Given request
Copy every line of the items below exactly as they appear, leaving out the pictures.

Items from a dataset
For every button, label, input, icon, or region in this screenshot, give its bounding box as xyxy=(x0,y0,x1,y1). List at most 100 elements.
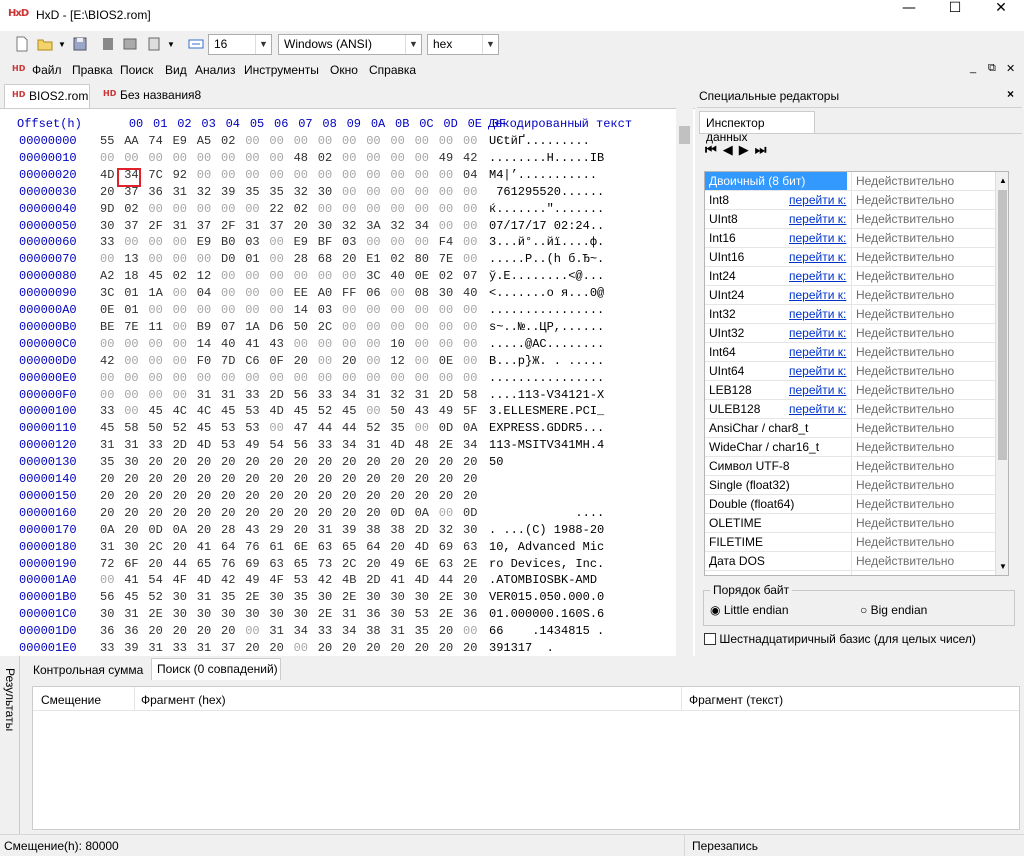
hex-byte[interactable]: 2E xyxy=(342,589,356,606)
hex-byte[interactable]: 65 xyxy=(294,556,308,573)
hex-byte[interactable]: 20 xyxy=(342,353,356,370)
hex-byte[interactable]: 30 xyxy=(318,218,332,235)
open-folder-icon[interactable] xyxy=(37,36,53,52)
hex-byte[interactable]: 0D xyxy=(439,420,453,437)
hex-byte[interactable]: 80 xyxy=(415,251,429,268)
hex-byte[interactable]: 30 xyxy=(463,589,477,606)
hex-byte[interactable]: 35 xyxy=(415,623,429,640)
hex-byte[interactable]: 0D xyxy=(463,505,477,522)
inspector-row[interactable]: UInt64 перейти к: Недействительно xyxy=(705,362,995,381)
tab-untitled8[interactable]: HD Без названия8 xyxy=(96,84,206,108)
hex-byte[interactable]: 3A xyxy=(366,218,380,235)
hex-byte[interactable]: 00 xyxy=(390,302,404,319)
hex-byte[interactable]: 55 xyxy=(100,133,114,150)
hex-byte[interactable]: 00 xyxy=(366,150,380,167)
offset-base-combo[interactable]: hex ▼ xyxy=(427,34,499,55)
hex-byte[interactable]: 20 xyxy=(221,488,235,505)
hex-byte[interactable]: 00 xyxy=(463,218,477,235)
mdi-minimize-icon[interactable]: _ xyxy=(970,62,976,74)
hex-byte[interactable]: AA xyxy=(124,133,138,150)
hex-byte[interactable]: 20 xyxy=(318,640,332,656)
hex-byte[interactable]: 00 xyxy=(439,302,453,319)
hex-byte[interactable]: 00 xyxy=(415,133,429,150)
hex-byte[interactable]: 63 xyxy=(439,556,453,573)
hex-byte[interactable]: 31 xyxy=(124,606,138,623)
hex-byte[interactable]: 36 xyxy=(100,623,114,640)
hex-byte[interactable]: 45 xyxy=(148,268,162,285)
hex-byte[interactable]: 5F xyxy=(463,403,477,420)
hex-byte[interactable]: 33 xyxy=(245,387,259,404)
hex-byte[interactable]: 50 xyxy=(390,403,404,420)
hex-byte[interactable]: 20 xyxy=(439,488,453,505)
hex-byte[interactable]: 20 xyxy=(100,471,114,488)
tab-bios2[interactable]: HD BIOS2.rom xyxy=(4,84,90,108)
hex-byte[interactable]: 44 xyxy=(342,420,356,437)
hex-byte[interactable]: 31 xyxy=(415,387,429,404)
hex-byte[interactable]: 20 xyxy=(366,488,380,505)
hex-byte[interactable]: 31 xyxy=(390,623,404,640)
menu-window[interactable]: Окно xyxy=(330,62,358,79)
inspector-value[interactable]: Недействительно xyxy=(851,286,995,304)
hex-byte[interactable]: 20 xyxy=(148,454,162,471)
hex-byte[interactable]: 3C xyxy=(366,268,380,285)
decoded-text[interactable]: s~..№..ЦP,...... xyxy=(489,319,604,336)
hex-byte[interactable]: 08 xyxy=(415,285,429,302)
hex-byte[interactable]: 20 xyxy=(342,471,356,488)
hex-byte[interactable]: 2C xyxy=(318,319,332,336)
hex-byte[interactable]: 7E xyxy=(124,319,138,336)
hex-byte[interactable]: 0F xyxy=(269,353,283,370)
hex-byte[interactable]: 2C xyxy=(342,556,356,573)
hex-byte[interactable]: 20 xyxy=(342,251,356,268)
hex-byte[interactable]: 00 xyxy=(148,336,162,353)
decoded-text[interactable]: 113-MSITV341MH.4 xyxy=(489,437,604,454)
hex-byte[interactable]: 72 xyxy=(100,556,114,573)
hex-byte[interactable]: 45 xyxy=(124,589,138,606)
goto-link[interactable]: перейти к: xyxy=(789,343,846,361)
decoded-text[interactable]: M4|’........... xyxy=(489,167,597,184)
hex-byte[interactable]: 20 xyxy=(197,454,211,471)
inspector-value[interactable]: Недействительно xyxy=(851,533,995,551)
hex-byte[interactable]: 00 xyxy=(197,370,211,387)
hex-byte[interactable]: 64 xyxy=(366,539,380,556)
hex-byte[interactable]: 20 xyxy=(318,471,332,488)
hex-byte[interactable]: 4B xyxy=(342,572,356,589)
hex-byte[interactable]: 49 xyxy=(390,556,404,573)
hex-byte[interactable]: 20 xyxy=(294,505,308,522)
decoded-text[interactable]: B...р}Ж. . ..... xyxy=(489,353,604,370)
little-endian-radio[interactable]: ◉ Little endian xyxy=(710,603,789,617)
hex-byte[interactable]: B0 xyxy=(221,234,235,251)
hex-byte[interactable]: 00 xyxy=(173,319,187,336)
hex-byte[interactable]: 20 xyxy=(148,556,162,573)
ram-icon[interactable] xyxy=(146,36,162,52)
hex-byte[interactable]: 00 xyxy=(269,167,283,184)
inspector-value[interactable]: Недействительно xyxy=(851,343,995,361)
inspector-row[interactable]: OLETIME Недействительно xyxy=(705,514,995,533)
hex-byte[interactable]: 00 xyxy=(269,234,283,251)
hex-byte[interactable]: 4D xyxy=(100,167,114,184)
hex-byte[interactable]: 00 xyxy=(463,251,477,268)
menu-analysis[interactable]: Анализ xyxy=(195,62,236,79)
hex-byte[interactable]: 00 xyxy=(366,184,380,201)
hex-byte[interactable]: 32 xyxy=(439,522,453,539)
hex-byte[interactable]: 35 xyxy=(269,184,283,201)
hex-byte[interactable]: 00 xyxy=(124,370,138,387)
inspector-value[interactable]: Недействительно xyxy=(851,362,995,380)
hex-byte[interactable]: 00 xyxy=(245,167,259,184)
hex-byte[interactable]: 00 xyxy=(463,201,477,218)
hex-byte[interactable]: 20 xyxy=(390,454,404,471)
hex-byte[interactable]: 4D xyxy=(415,572,429,589)
hex-byte[interactable]: 00 xyxy=(173,370,187,387)
hex-byte[interactable]: 30 xyxy=(221,606,235,623)
hex-byte[interactable]: 20 xyxy=(197,623,211,640)
hex-byte[interactable]: 00 xyxy=(463,370,477,387)
disk-icon[interactable] xyxy=(122,36,138,52)
hex-byte[interactable]: 38 xyxy=(366,522,380,539)
hex-byte[interactable]: 33 xyxy=(318,623,332,640)
hex-byte[interactable]: B9 xyxy=(197,319,211,336)
hex-byte[interactable]: 00 xyxy=(197,251,211,268)
inspector-row[interactable]: LEB128 перейти к: Недействительно xyxy=(705,381,995,400)
hex-byte[interactable]: 31 xyxy=(366,387,380,404)
hex-byte[interactable]: 20 xyxy=(245,454,259,471)
inspector-row[interactable]: Int16 перейти к: Недействительно xyxy=(705,229,995,248)
decoded-text[interactable]: .... xyxy=(489,505,604,522)
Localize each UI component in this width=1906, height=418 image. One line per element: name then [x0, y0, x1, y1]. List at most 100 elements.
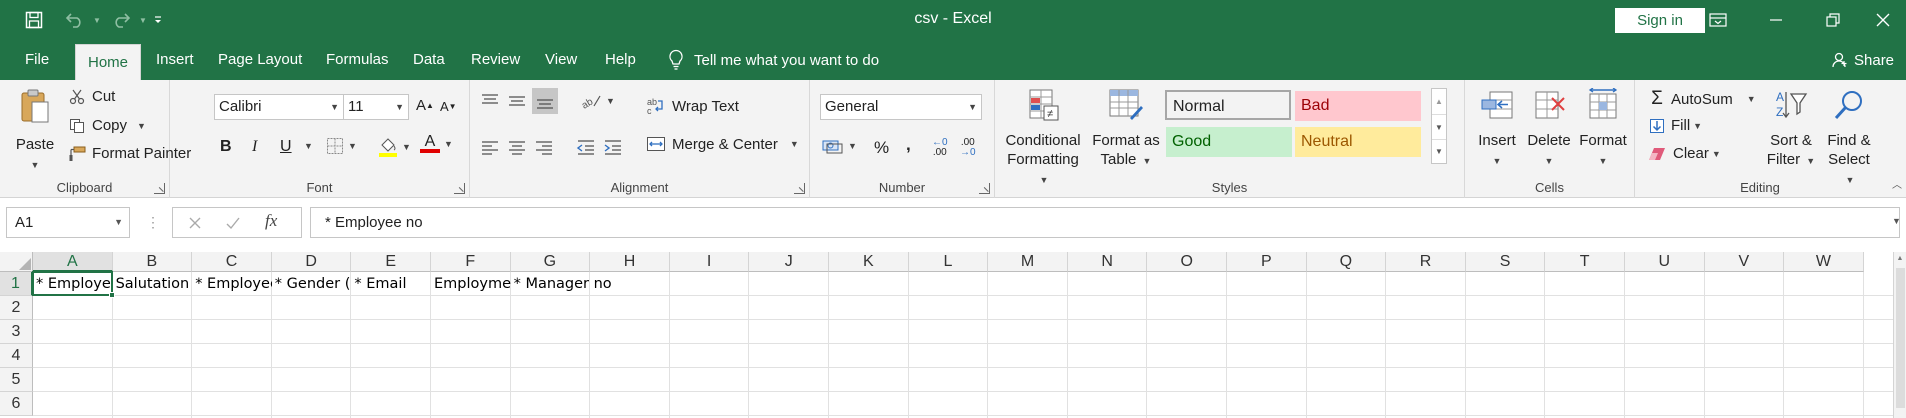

Solution below
For every button, label, input, icon, or region in this screenshot, give its bounding box as xyxy=(x0,y0,x1,y1). List at most 100 elements.
hex-byte[interactable]: 2E xyxy=(342,589,356,606)
hex-byte[interactable]: 65 xyxy=(294,556,308,573)
hex-byte[interactable]: 20 xyxy=(342,353,356,370)
hex-byte[interactable]: 30 xyxy=(318,218,332,235)
open-folder-icon[interactable] xyxy=(37,36,53,52)
hex-byte[interactable]: 0D xyxy=(439,420,453,437)
hex-byte[interactable]: 80 xyxy=(415,251,429,268)
hex-byte[interactable]: 30 xyxy=(463,589,477,606)
hex-byte[interactable]: 35 xyxy=(415,623,429,640)
hex-byte[interactable]: 0D xyxy=(463,505,477,522)
inspector-row[interactable]: UInt64 перейти к: Недействительно xyxy=(705,362,995,381)
tab-untitled8[interactable]: HD Без названия8 xyxy=(96,84,206,108)
hex-byte[interactable]: 3A xyxy=(366,218,380,235)
hex-byte[interactable]: 00 xyxy=(390,302,404,319)
hex-byte[interactable]: 55 xyxy=(100,133,114,150)
hex-byte[interactable]: 00 xyxy=(366,150,380,167)
offset-base-combo[interactable]: hex ▼ xyxy=(427,34,499,55)
hex-byte[interactable]: 20 xyxy=(221,488,235,505)
hex-byte[interactable]: 00 xyxy=(463,218,477,235)
mdi-minimize-icon[interactable]: _ xyxy=(970,62,976,74)
hex-byte[interactable]: AA xyxy=(124,133,138,150)
hex-byte[interactable]: 20 xyxy=(318,640,332,656)
hex-byte[interactable]: 00 xyxy=(439,302,453,319)
hex-byte[interactable]: 00 xyxy=(415,133,429,150)
hex-byte[interactable]: 63 xyxy=(439,556,453,573)
hex-byte[interactable]: 31 xyxy=(124,606,138,623)
hex-byte[interactable]: 36 xyxy=(100,623,114,640)
hex-byte[interactable]: 45 xyxy=(148,268,162,285)
hex-byte[interactable]: 5F xyxy=(463,403,477,420)
hex-byte[interactable]: 33 xyxy=(245,387,259,404)
hex-byte[interactable]: 50 xyxy=(390,403,404,420)
hex-byte[interactable]: 20 xyxy=(439,488,453,505)
hex-byte[interactable]: 20 xyxy=(100,471,114,488)
tab-bios2[interactable]: HD BIOS2.rom xyxy=(4,84,90,108)
hex-byte[interactable]: 44 xyxy=(342,420,356,437)
hex-byte[interactable]: 31 xyxy=(415,387,429,404)
hex-byte[interactable]: 20 xyxy=(366,488,380,505)
hex-byte[interactable]: 31 xyxy=(390,623,404,640)
menu-window[interactable]: Окно xyxy=(330,62,358,79)
inspector-value[interactable]: Недействительно xyxy=(851,286,995,304)
hex-byte[interactable]: 20 xyxy=(148,454,162,471)
hex-byte[interactable]: 3C xyxy=(366,268,380,285)
decoded-text[interactable]: s~..№..ЦP,...... xyxy=(489,319,604,336)
hex-byte[interactable]: 08 xyxy=(415,285,429,302)
hex-byte[interactable]: 20 xyxy=(342,471,356,488)
hex-byte[interactable]: 2C xyxy=(318,319,332,336)
hex-byte[interactable]: 7E xyxy=(124,319,138,336)
hex-byte[interactable]: 0F xyxy=(269,353,283,370)
hex-byte[interactable]: 2C xyxy=(342,556,356,573)
hex-byte[interactable]: 20 xyxy=(342,251,356,268)
hex-byte[interactable]: 00 xyxy=(148,336,162,353)
decoded-text[interactable]: 113-MSITV341MH.4 xyxy=(489,437,604,454)
hex-byte[interactable]: 72 xyxy=(100,556,114,573)
hex-byte[interactable]: 45 xyxy=(124,589,138,606)
goto-link[interactable]: перейти к: xyxy=(789,343,846,361)
decoded-text[interactable]: M4|’........... xyxy=(489,167,597,184)
hex-byte[interactable]: 20 xyxy=(197,454,211,471)
inspector-value[interactable]: Недействительно xyxy=(851,533,995,551)
hex-byte[interactable]: 00 xyxy=(197,370,211,387)
hex-byte[interactable]: 64 xyxy=(366,539,380,556)
hex-byte[interactable]: 20 xyxy=(318,471,332,488)
hex-byte[interactable]: 4B xyxy=(342,572,356,589)
hex-byte[interactable]: 49 xyxy=(390,556,404,573)
hex-byte[interactable]: 20 xyxy=(294,505,308,522)
decoded-text[interactable]: B...р}Ж. . ..... xyxy=(489,353,604,370)
little-endian-radio[interactable]: ◉ Little endian xyxy=(710,603,789,617)
hex-byte[interactable]: B0 xyxy=(221,234,235,251)
hex-byte[interactable]: 00 xyxy=(173,319,187,336)
hex-byte[interactable]: 20 xyxy=(148,556,162,573)
ram-icon[interactable] xyxy=(146,36,162,52)
hex-byte[interactable]: 00 xyxy=(269,167,283,184)
inspector-value[interactable]: Недействительно xyxy=(851,343,995,361)
inspector-row[interactable]: OLETIME Недействительно xyxy=(705,514,995,533)
hex-byte[interactable]: 00 xyxy=(269,234,283,251)
hex-byte[interactable]: 4D xyxy=(100,167,114,184)
hex-byte[interactable]: 00 xyxy=(463,251,477,268)
menu-analysis[interactable]: Анализ xyxy=(195,62,236,79)
hex-byte[interactable]: 00 xyxy=(366,184,380,201)
hex-byte[interactable]: 32 xyxy=(439,522,453,539)
hex-byte[interactable]: 35 xyxy=(269,184,283,201)
hex-byte[interactable]: 00 xyxy=(124,370,138,387)
inspector-value[interactable]: Недействительно xyxy=(851,362,995,380)
hex-byte[interactable]: 00 xyxy=(245,167,259,184)
hex-byte[interactable]: 00 xyxy=(463,201,477,218)
hex-byte[interactable]: 20 xyxy=(390,454,404,471)
hex-byte[interactable]: 4D xyxy=(415,572,429,589)
hex-byte[interactable]: 00 xyxy=(173,370,187,387)
hex-byte[interactable]: 30 xyxy=(221,606,235,623)
hex-byte[interactable]: 20 xyxy=(197,623,211,640)
hex-byte[interactable]: 00 xyxy=(463,370,477,387)
disk-icon[interactable] xyxy=(122,36,138,52)
hex-byte[interactable]: 38 xyxy=(366,522,380,539)
hex-byte[interactable]: 33 xyxy=(318,623,332,640)
hex-byte[interactable]: B9 xyxy=(197,319,211,336)
hex-byte[interactable]: 00 xyxy=(197,251,211,268)
inspector-row[interactable]: LEB128 перейти к: Недействительно xyxy=(705,381,995,400)
hex-byte[interactable]: 31 xyxy=(366,387,380,404)
hex-byte[interactable]: 20 xyxy=(245,454,259,471)
inspector-row[interactable]: Int16 перейти к: Недействительно xyxy=(705,229,995,248)
decoded-text[interactable]: .... xyxy=(489,505,604,522)
Localize each UI component in this width=1906, height=418 image. One line per element: name then [x0, y0, x1, y1]. List at most 100 elements.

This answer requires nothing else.